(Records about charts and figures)

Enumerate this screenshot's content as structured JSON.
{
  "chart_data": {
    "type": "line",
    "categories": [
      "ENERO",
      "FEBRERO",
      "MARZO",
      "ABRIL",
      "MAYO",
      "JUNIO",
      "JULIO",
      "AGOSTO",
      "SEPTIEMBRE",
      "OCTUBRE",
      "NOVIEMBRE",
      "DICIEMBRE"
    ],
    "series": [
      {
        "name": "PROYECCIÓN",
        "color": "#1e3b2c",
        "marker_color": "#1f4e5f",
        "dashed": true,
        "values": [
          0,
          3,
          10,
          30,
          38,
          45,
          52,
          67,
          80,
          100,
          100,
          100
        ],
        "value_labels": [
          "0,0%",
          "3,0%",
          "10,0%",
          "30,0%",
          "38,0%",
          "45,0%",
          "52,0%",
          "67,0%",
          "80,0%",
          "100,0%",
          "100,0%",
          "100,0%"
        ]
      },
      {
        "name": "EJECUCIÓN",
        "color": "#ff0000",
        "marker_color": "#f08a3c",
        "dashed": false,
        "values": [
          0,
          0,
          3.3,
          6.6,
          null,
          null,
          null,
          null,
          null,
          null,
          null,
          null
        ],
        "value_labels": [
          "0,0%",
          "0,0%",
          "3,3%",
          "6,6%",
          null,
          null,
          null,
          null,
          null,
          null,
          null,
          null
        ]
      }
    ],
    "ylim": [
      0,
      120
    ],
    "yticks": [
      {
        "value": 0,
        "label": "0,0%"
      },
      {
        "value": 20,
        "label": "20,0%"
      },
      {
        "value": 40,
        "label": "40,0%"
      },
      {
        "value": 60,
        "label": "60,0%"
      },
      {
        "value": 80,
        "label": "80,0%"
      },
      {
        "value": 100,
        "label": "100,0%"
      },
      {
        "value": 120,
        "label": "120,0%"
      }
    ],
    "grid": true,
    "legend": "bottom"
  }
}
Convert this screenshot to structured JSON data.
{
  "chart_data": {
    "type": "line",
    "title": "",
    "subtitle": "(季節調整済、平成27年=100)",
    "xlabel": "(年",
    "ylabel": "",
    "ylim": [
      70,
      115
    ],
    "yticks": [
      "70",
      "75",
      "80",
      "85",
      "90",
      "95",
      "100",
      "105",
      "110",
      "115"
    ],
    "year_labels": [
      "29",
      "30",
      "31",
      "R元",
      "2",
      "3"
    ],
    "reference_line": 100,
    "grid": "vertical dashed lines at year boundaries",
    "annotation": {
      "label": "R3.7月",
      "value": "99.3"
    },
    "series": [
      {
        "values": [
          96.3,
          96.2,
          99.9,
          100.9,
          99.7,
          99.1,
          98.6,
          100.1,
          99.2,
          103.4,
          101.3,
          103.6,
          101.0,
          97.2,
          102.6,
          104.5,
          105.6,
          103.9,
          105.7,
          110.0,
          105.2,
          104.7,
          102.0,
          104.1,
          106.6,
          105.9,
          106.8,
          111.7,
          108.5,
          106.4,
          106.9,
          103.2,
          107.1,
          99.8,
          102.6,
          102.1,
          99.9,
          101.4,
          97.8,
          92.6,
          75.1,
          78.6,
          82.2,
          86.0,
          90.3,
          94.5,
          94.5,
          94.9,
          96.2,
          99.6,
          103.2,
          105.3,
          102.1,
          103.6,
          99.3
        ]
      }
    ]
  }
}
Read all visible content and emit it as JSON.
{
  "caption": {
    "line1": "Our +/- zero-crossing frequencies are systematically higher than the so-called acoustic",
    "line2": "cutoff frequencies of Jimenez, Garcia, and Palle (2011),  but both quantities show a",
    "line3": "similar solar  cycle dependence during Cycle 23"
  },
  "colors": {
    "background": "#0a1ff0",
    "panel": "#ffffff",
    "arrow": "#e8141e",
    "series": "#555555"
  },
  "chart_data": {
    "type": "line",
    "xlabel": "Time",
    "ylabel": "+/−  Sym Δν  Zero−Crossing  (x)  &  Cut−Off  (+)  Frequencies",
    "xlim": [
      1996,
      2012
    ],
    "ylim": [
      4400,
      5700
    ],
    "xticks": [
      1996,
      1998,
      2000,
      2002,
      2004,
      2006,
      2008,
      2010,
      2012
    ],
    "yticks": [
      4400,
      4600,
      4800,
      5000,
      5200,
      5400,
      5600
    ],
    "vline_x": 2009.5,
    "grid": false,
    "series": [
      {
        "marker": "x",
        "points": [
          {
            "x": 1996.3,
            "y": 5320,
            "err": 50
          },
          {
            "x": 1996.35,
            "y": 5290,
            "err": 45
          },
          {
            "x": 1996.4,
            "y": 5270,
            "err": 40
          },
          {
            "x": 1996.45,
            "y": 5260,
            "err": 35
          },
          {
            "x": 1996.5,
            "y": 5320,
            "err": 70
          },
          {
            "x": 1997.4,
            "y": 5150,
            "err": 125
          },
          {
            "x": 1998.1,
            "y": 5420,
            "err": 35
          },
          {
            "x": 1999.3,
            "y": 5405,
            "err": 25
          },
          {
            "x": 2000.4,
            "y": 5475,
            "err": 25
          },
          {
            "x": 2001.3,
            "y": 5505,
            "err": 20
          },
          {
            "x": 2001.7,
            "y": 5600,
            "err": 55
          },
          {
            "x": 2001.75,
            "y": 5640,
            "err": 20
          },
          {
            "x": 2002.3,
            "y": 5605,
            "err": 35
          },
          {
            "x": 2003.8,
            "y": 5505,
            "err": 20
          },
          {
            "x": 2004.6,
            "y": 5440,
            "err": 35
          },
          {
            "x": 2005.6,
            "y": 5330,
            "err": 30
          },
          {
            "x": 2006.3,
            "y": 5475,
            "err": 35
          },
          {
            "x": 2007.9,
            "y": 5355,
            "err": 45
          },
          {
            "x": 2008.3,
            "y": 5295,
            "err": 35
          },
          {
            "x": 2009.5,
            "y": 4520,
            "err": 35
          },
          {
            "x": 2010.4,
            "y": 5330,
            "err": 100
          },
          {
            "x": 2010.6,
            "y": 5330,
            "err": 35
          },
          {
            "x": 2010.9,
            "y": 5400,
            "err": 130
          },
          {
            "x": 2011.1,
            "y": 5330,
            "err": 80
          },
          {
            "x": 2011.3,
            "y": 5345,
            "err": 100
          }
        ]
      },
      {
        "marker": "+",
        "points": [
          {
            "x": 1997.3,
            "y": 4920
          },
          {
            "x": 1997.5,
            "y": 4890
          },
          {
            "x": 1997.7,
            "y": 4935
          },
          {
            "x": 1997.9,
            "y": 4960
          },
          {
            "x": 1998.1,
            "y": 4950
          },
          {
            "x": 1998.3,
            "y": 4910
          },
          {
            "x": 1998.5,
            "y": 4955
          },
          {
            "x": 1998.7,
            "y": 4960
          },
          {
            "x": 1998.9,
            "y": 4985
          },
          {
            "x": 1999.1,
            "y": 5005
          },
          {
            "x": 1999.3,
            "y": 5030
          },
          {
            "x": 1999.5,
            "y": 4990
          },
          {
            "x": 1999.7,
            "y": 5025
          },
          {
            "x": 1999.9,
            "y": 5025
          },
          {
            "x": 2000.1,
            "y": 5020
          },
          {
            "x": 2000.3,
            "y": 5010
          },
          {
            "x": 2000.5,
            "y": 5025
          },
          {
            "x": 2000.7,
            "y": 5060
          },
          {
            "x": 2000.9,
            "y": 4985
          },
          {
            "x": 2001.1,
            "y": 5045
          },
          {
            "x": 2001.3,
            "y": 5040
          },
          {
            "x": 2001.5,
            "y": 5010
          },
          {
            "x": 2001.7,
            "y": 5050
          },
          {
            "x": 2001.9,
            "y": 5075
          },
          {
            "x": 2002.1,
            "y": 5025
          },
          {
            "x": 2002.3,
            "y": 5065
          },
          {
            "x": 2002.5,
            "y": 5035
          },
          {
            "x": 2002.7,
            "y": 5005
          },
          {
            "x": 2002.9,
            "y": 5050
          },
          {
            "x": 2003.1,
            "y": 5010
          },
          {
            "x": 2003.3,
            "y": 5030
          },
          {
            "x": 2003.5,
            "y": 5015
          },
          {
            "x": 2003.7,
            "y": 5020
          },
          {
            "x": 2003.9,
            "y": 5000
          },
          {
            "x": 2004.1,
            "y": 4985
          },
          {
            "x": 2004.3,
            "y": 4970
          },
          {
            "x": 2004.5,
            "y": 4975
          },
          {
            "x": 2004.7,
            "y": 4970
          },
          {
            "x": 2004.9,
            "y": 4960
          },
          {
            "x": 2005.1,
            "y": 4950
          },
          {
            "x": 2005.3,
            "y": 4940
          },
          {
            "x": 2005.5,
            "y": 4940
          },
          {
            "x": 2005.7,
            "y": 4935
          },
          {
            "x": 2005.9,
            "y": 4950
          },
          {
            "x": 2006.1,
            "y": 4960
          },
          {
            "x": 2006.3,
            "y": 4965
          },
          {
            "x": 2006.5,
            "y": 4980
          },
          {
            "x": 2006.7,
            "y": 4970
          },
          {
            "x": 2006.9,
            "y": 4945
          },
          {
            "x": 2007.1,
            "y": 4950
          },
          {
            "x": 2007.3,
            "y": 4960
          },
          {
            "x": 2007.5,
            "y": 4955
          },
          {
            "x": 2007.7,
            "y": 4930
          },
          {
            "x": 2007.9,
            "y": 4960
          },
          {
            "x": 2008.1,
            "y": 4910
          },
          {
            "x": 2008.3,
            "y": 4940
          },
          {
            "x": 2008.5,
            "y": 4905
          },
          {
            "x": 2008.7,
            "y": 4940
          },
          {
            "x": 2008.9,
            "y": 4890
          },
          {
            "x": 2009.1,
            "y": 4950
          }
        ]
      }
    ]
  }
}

- [What to produce] Look through the listing and extract every line with "ylabel" in it.

- [Full output]
    "ylabel": "",
    "ylabel": "+/−  Sym Δν  Zero−Crossing  (x)  &  Cut−Off  (+)  Frequencies",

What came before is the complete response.